**RECORDED INFORMATION**
┏━━

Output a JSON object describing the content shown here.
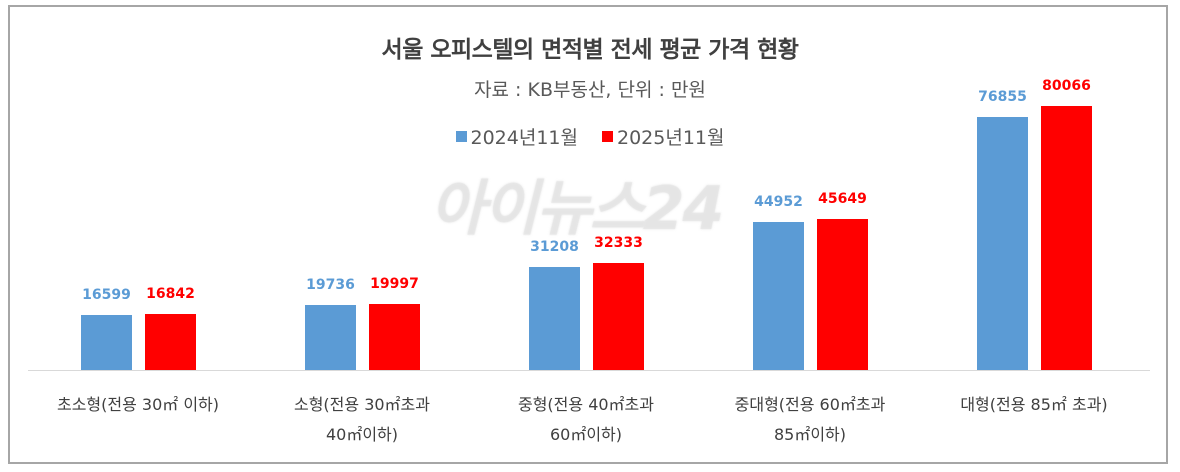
{
  "chart_data": {
    "type": "bar",
    "title": "서울 오피스텔의 면적별 전세 평균 가격 현황",
    "subtitle": "자료 : KB부동산,  단위 : 만원",
    "categories": [
      "초소형(전용 30㎡ 이하)",
      "소형(전용 30㎡초과 40㎡이하)",
      "중형(전용 40㎡초과 60㎡이하)",
      "중대형(전용 60㎡초과 85㎡이하)",
      "대형(전용 85㎡ 초과)"
    ],
    "category_lines": [
      [
        "초소형(전용 30㎡ 이하)"
      ],
      [
        "소형(전용 30㎡초과",
        "40㎡이하)"
      ],
      [
        "중형(전용 40㎡초과",
        "60㎡이하)"
      ],
      [
        "중대형(전용 60㎡초과",
        "85㎡이하)"
      ],
      [
        "대형(전용 85㎡ 초과)"
      ]
    ],
    "series": [
      {
        "name": "2024년11월",
        "color": "#5b9bd5",
        "values": [
          16599,
          19736,
          31208,
          44952,
          76855
        ]
      },
      {
        "name": "2025년11월",
        "color": "#ff0000",
        "values": [
          16842,
          19997,
          32333,
          45649,
          80066
        ]
      }
    ],
    "xlabel": "",
    "ylabel": "",
    "ylim": [
      0,
      85000
    ],
    "grid": false,
    "legend_position": "top",
    "data_labels": true
  },
  "watermark": "아이뉴스24",
  "label_colors": {
    "2024년11월": "#5b9bd5",
    "2025년11월": "#ff0000"
  }
}
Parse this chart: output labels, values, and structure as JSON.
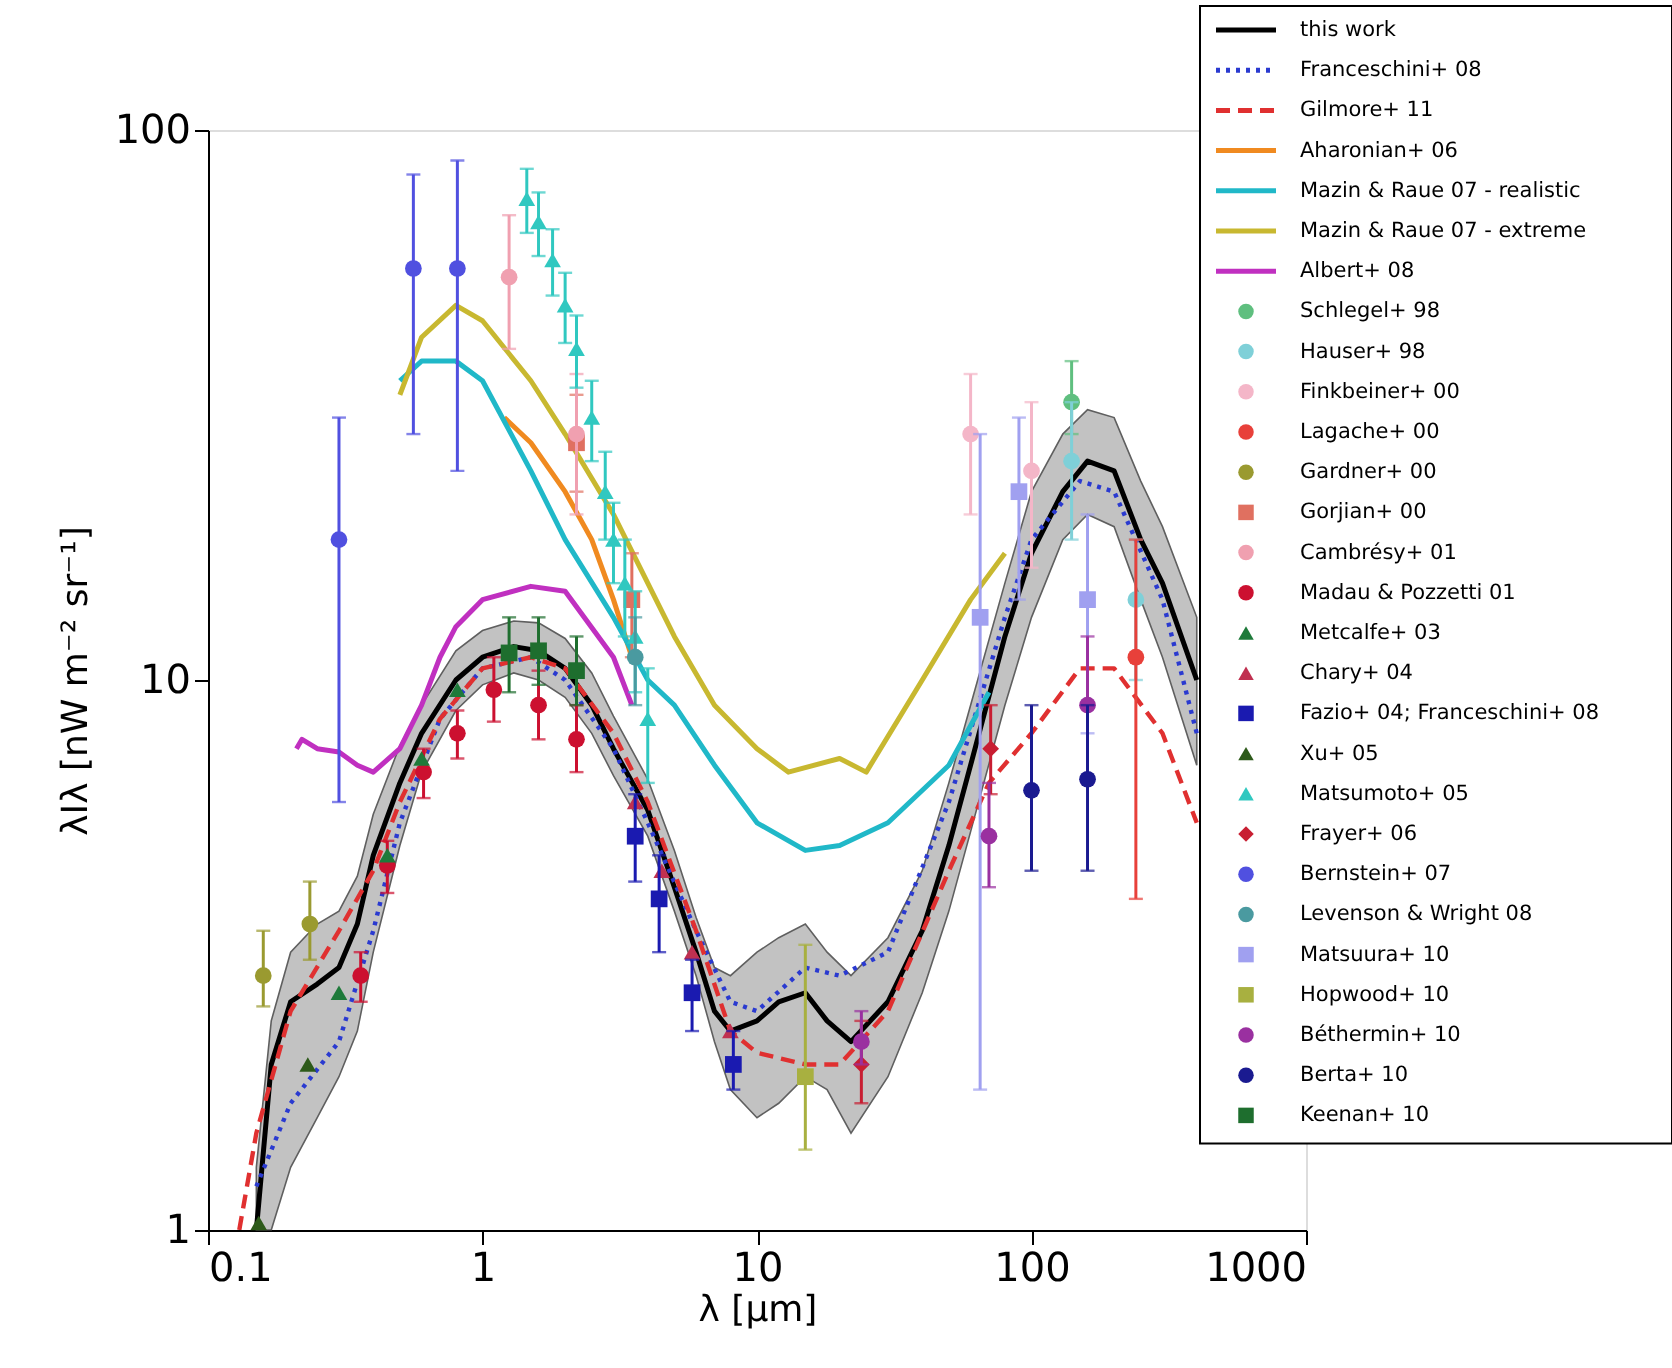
{
  "chart_data": {
    "type": "line",
    "xlabel": "λ [μm]",
    "ylabel": "λIλ [nW m⁻² sr⁻¹]",
    "xlim": [
      0.1,
      1000
    ],
    "ylim": [
      1,
      100
    ],
    "xticks": [
      0.1,
      1,
      10,
      100,
      1000
    ],
    "yticks": [
      1,
      10,
      100
    ],
    "log": "xy",
    "grid": false,
    "legend": "top right",
    "series": [
      {
        "name": "this work",
        "color": "#000000",
        "line_style": "solid",
        "x": [
          0.15,
          0.17,
          0.2,
          0.25,
          0.3,
          0.35,
          0.4,
          0.5,
          0.6,
          0.8,
          1,
          1.3,
          1.6,
          2,
          2.5,
          3,
          4,
          5,
          6,
          7,
          8,
          10,
          12,
          15,
          18,
          22,
          30,
          40,
          50,
          60,
          80,
          100,
          130,
          160,
          200,
          250,
          300,
          400
        ],
        "values": [
          1.0,
          2.0,
          2.6,
          2.8,
          3.0,
          3.6,
          4.8,
          6.5,
          8.0,
          10.0,
          11.0,
          11.5,
          11.3,
          10.5,
          9.0,
          7.5,
          5.8,
          4.2,
          3.2,
          2.5,
          2.3,
          2.4,
          2.6,
          2.7,
          2.4,
          2.2,
          2.6,
          3.5,
          5.0,
          7.0,
          12,
          17,
          22,
          25,
          24,
          18,
          15,
          10
        ],
        "lower": [
          1.0,
          1.0,
          1.3,
          1.6,
          1.9,
          2.3,
          3.2,
          5.0,
          6.8,
          8.8,
          9.8,
          10.3,
          10.0,
          9.3,
          8.0,
          6.7,
          5.2,
          3.8,
          2.9,
          2.2,
          1.8,
          1.6,
          1.7,
          1.9,
          1.8,
          1.5,
          1.9,
          2.7,
          3.8,
          5.3,
          9,
          13,
          18,
          20,
          19,
          14,
          11,
          7
        ],
        "upper": [
          1.3,
          2.4,
          3.2,
          3.6,
          3.8,
          4.4,
          5.7,
          7.6,
          9.0,
          11.3,
          12.3,
          12.8,
          12.7,
          11.9,
          10.3,
          8.6,
          6.6,
          4.9,
          3.7,
          3.0,
          2.9,
          3.2,
          3.4,
          3.6,
          3.2,
          2.9,
          3.4,
          4.5,
          6.5,
          9.0,
          15,
          22,
          28,
          31,
          30,
          23,
          19,
          13
        ]
      },
      {
        "name": "Franceschini+ 08",
        "color": "#2a3ad0",
        "line_style": "dotted",
        "x": [
          0.15,
          0.2,
          0.3,
          0.4,
          0.5,
          0.7,
          1,
          1.5,
          2,
          3,
          4,
          6,
          8,
          10,
          15,
          20,
          30,
          50,
          80,
          100,
          150,
          200,
          300,
          400
        ],
        "values": [
          1.2,
          1.7,
          2.2,
          3.5,
          5.5,
          8.5,
          10.5,
          11,
          10,
          7.5,
          5.5,
          3.5,
          2.6,
          2.5,
          3.0,
          2.9,
          3.2,
          6,
          13,
          18,
          23,
          22,
          14,
          8
        ]
      },
      {
        "name": "Gilmore+ 11",
        "color": "#e03030",
        "line_style": "dashed",
        "x": [
          0.13,
          0.15,
          0.2,
          0.3,
          0.4,
          0.5,
          0.7,
          1,
          1.5,
          2,
          3,
          4,
          6,
          8,
          10,
          15,
          20,
          30,
          50,
          70,
          100,
          150,
          200,
          300,
          400
        ],
        "values": [
          1.0,
          1.5,
          2.5,
          3.5,
          4.5,
          6,
          8.5,
          10.5,
          11,
          10.5,
          8,
          6,
          3.5,
          2.3,
          2.1,
          2.0,
          2.0,
          2.5,
          4.5,
          6.5,
          8,
          10.5,
          10.5,
          8,
          5.5
        ]
      },
      {
        "name": "Aharonian+ 06",
        "color": "#f08a20",
        "line_style": "solid",
        "x": [
          1.2,
          1.5,
          2,
          2.5,
          3,
          3.5
        ],
        "values": [
          30,
          27,
          22,
          18,
          14,
          11
        ]
      },
      {
        "name": "Mazin & Raue 07 - realistic",
        "color": "#20b8c8",
        "line_style": "solid",
        "x": [
          0.5,
          0.6,
          0.8,
          1,
          1.5,
          2,
          3,
          4,
          5,
          7,
          10,
          15,
          20,
          30,
          50,
          70
        ],
        "values": [
          35,
          38,
          38,
          35,
          24,
          18,
          13,
          10,
          9,
          7,
          5.5,
          4.9,
          5.0,
          5.5,
          7,
          9.5
        ]
      },
      {
        "name": "Mazin & Raue 07 - extreme",
        "color": "#c8b830",
        "line_style": "solid",
        "x": [
          0.5,
          0.6,
          0.8,
          1,
          1.5,
          2,
          3,
          4,
          5,
          7,
          10,
          13,
          20,
          25,
          40,
          60,
          80
        ],
        "values": [
          33,
          42,
          48,
          45,
          35,
          28,
          20,
          15,
          12,
          9,
          7.5,
          6.8,
          7.2,
          6.8,
          10,
          14,
          17
        ]
      },
      {
        "name": "Albert+ 08",
        "color": "#c030c0",
        "line_style": "solid",
        "x": [
          0.21,
          0.22,
          0.25,
          0.3,
          0.35,
          0.4,
          0.5,
          0.6,
          0.7,
          0.8,
          1,
          1.5,
          2,
          3,
          3.5
        ],
        "values": [
          7.5,
          7.8,
          7.5,
          7.4,
          7.0,
          6.8,
          7.5,
          9,
          11,
          12.5,
          14,
          14.8,
          14.5,
          11,
          9
        ]
      },
      {
        "name": "Schlegel+ 98",
        "type": "scatter",
        "color": "#5fbf7f",
        "marker": "circle",
        "x": [
          140
        ],
        "values": [
          32
        ],
        "errors": [
          [
            28,
            38
          ]
        ]
      },
      {
        "name": "Hauser+ 98",
        "type": "scatter",
        "color": "#7fd0d8",
        "marker": "circle",
        "x": [
          140,
          240
        ],
        "values": [
          25,
          14
        ],
        "errors": [
          [
            18,
            32
          ],
          [
            10,
            18
          ]
        ]
      },
      {
        "name": "Finkbeiner+ 00",
        "type": "scatter",
        "color": "#f4b6c8",
        "marker": "circle",
        "x": [
          60,
          100
        ],
        "values": [
          28,
          24
        ],
        "errors": [
          [
            20,
            36
          ],
          [
            16,
            32
          ]
        ]
      },
      {
        "name": "Lagache+ 00",
        "type": "scatter",
        "color": "#e8403a",
        "marker": "circle",
        "x": [
          240
        ],
        "values": [
          11
        ],
        "errors": [
          [
            4,
            18
          ]
        ]
      },
      {
        "name": "Gardner+ 00",
        "type": "scatter",
        "color": "#9a9a30",
        "marker": "circle",
        "x": [
          0.159,
          0.235
        ],
        "values": [
          2.9,
          3.6
        ],
        "errors": [
          [
            2.55,
            3.5
          ],
          [
            3.1,
            4.3
          ]
        ]
      },
      {
        "name": "Gorjian+ 00",
        "type": "scatter",
        "color": "#e07060",
        "marker": "square",
        "x": [
          2.2,
          3.5
        ],
        "values": [
          27,
          14
        ],
        "errors": [
          [
            22,
            33
          ],
          [
            11,
            17
          ]
        ]
      },
      {
        "name": "Cambrésy+ 01",
        "type": "scatter",
        "color": "#f0a0b0",
        "marker": "circle",
        "x": [
          1.25,
          2.2
        ],
        "values": [
          54,
          28
        ],
        "errors": [
          [
            40,
            70
          ],
          [
            20,
            36
          ]
        ]
      },
      {
        "name": "Madau & Pozzetti 01",
        "type": "scatter",
        "color": "#cc1030",
        "marker": "circle",
        "x": [
          0.36,
          0.45,
          0.61,
          0.81,
          1.1,
          1.6,
          2.2
        ],
        "values": [
          2.9,
          4.6,
          6.8,
          8.0,
          9.6,
          9.0,
          7.8
        ],
        "errors": [
          [
            2.6,
            3.2
          ],
          [
            4.1,
            5.1
          ],
          [
            6.1,
            7.5
          ],
          [
            7.2,
            8.8
          ],
          [
            8.4,
            11
          ],
          [
            7.8,
            10.4
          ],
          [
            6.8,
            9.0
          ]
        ]
      },
      {
        "name": "Metcalfe+ 03",
        "type": "scatter",
        "color": "#1e7a3a",
        "marker": "triangle",
        "x": [
          0.3,
          0.45,
          0.6,
          0.81
        ],
        "values": [
          2.7,
          4.8,
          7.2,
          9.6
        ]
      },
      {
        "name": "Chary+ 04",
        "type": "scatter",
        "color": "#c03050",
        "marker": "triangle",
        "x": [
          3.6,
          4.5,
          5.8,
          8.0
        ],
        "values": [
          6.0,
          4.5,
          3.2,
          2.3
        ]
      },
      {
        "name": "Fazio+ 04; Franceschini+ 08",
        "type": "scatter",
        "color": "#1a1ab0",
        "marker": "square",
        "x": [
          3.6,
          4.4,
          5.8,
          8.2
        ],
        "values": [
          5.2,
          4.0,
          2.7,
          2.0
        ],
        "errors": [
          [
            4.3,
            6.2
          ],
          [
            3.2,
            4.8
          ],
          [
            2.3,
            3.1
          ],
          [
            1.8,
            2.3
          ]
        ]
      },
      {
        "name": "Xu+ 05",
        "type": "scatter",
        "color": "#2d5a1a",
        "marker": "triangle",
        "x": [
          0.153,
          0.231
        ],
        "values": [
          1.03,
          2.0
        ]
      },
      {
        "name": "Matsumoto+ 05",
        "type": "scatter",
        "color": "#30c8c0",
        "marker": "triangle",
        "x": [
          1.45,
          1.6,
          1.8,
          2.0,
          2.2,
          2.5,
          2.8,
          3.0,
          3.3,
          3.6,
          4.0
        ],
        "values": [
          75,
          68,
          58,
          48,
          40,
          30,
          22,
          18,
          15,
          12,
          8.5
        ],
        "errors": [
          10,
          9,
          8,
          7,
          6,
          5,
          4,
          3,
          3,
          2.5,
          2
        ]
      },
      {
        "name": "Frayer+ 06",
        "type": "scatter",
        "color": "#c81e32",
        "marker": "diamond",
        "x": [
          24,
          71
        ],
        "values": [
          2.0,
          7.5
        ],
        "errors": [
          [
            1.7,
            2.4
          ],
          [
            6.2,
            9.0
          ]
        ]
      },
      {
        "name": "Bernstein+ 07",
        "type": "scatter",
        "color": "#5050e0",
        "marker": "circle",
        "x": [
          0.3,
          0.56,
          0.81
        ],
        "values": [
          18,
          56,
          56
        ],
        "errors": [
          [
            6,
            30
          ],
          [
            28,
            83
          ],
          [
            24,
            88
          ]
        ]
      },
      {
        "name": "Levenson & Wright 08",
        "type": "scatter",
        "color": "#4a9aa0",
        "marker": "circle",
        "x": [
          3.6
        ],
        "values": [
          11
        ],
        "errors": [
          [
            9,
            13
          ]
        ]
      },
      {
        "name": "Matsuura+ 10",
        "type": "scatter",
        "color": "#a0a0f0",
        "marker": "square",
        "x": [
          65,
          90,
          160
        ],
        "values": [
          13,
          22,
          14
        ],
        "errors": [
          [
            1.8,
            28
          ],
          [
            14,
            30
          ],
          [
            8,
            20
          ]
        ]
      },
      {
        "name": "Hopwood+ 10",
        "type": "scatter",
        "color": "#a8b040",
        "marker": "square",
        "x": [
          15
        ],
        "values": [
          1.9
        ],
        "errors": [
          [
            1.4,
            3.3
          ]
        ]
      },
      {
        "name": "Béthermin+ 10",
        "type": "scatter",
        "color": "#9a30a0",
        "marker": "circle",
        "x": [
          24,
          70,
          160
        ],
        "values": [
          2.2,
          5.2,
          9.0
        ],
        "errors": [
          [
            2.0,
            2.5
          ],
          [
            4.2,
            6.5
          ],
          [
            6.5,
            12
          ]
        ]
      },
      {
        "name": "Berta+ 10",
        "type": "scatter",
        "color": "#1a1a90",
        "marker": "circle",
        "x": [
          100,
          160
        ],
        "values": [
          6.3,
          6.6
        ],
        "errors": [
          [
            4.5,
            9
          ],
          [
            4.5,
            9
          ]
        ]
      },
      {
        "name": "Keenan+ 10",
        "type": "scatter",
        "color": "#1e6e2e",
        "marker": "square",
        "x": [
          1.25,
          1.6,
          2.2
        ],
        "values": [
          11.2,
          11.3,
          10.4
        ],
        "errors": [
          [
            9.5,
            13
          ],
          [
            9.8,
            13
          ],
          [
            9,
            12
          ]
        ]
      }
    ]
  }
}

┗━━

**WHAT THE EXERCISE ASKS**
Determine how many lines of the data contain the word "Mazin", and reply with that number only.

**EXERCISE SOLUTION**
2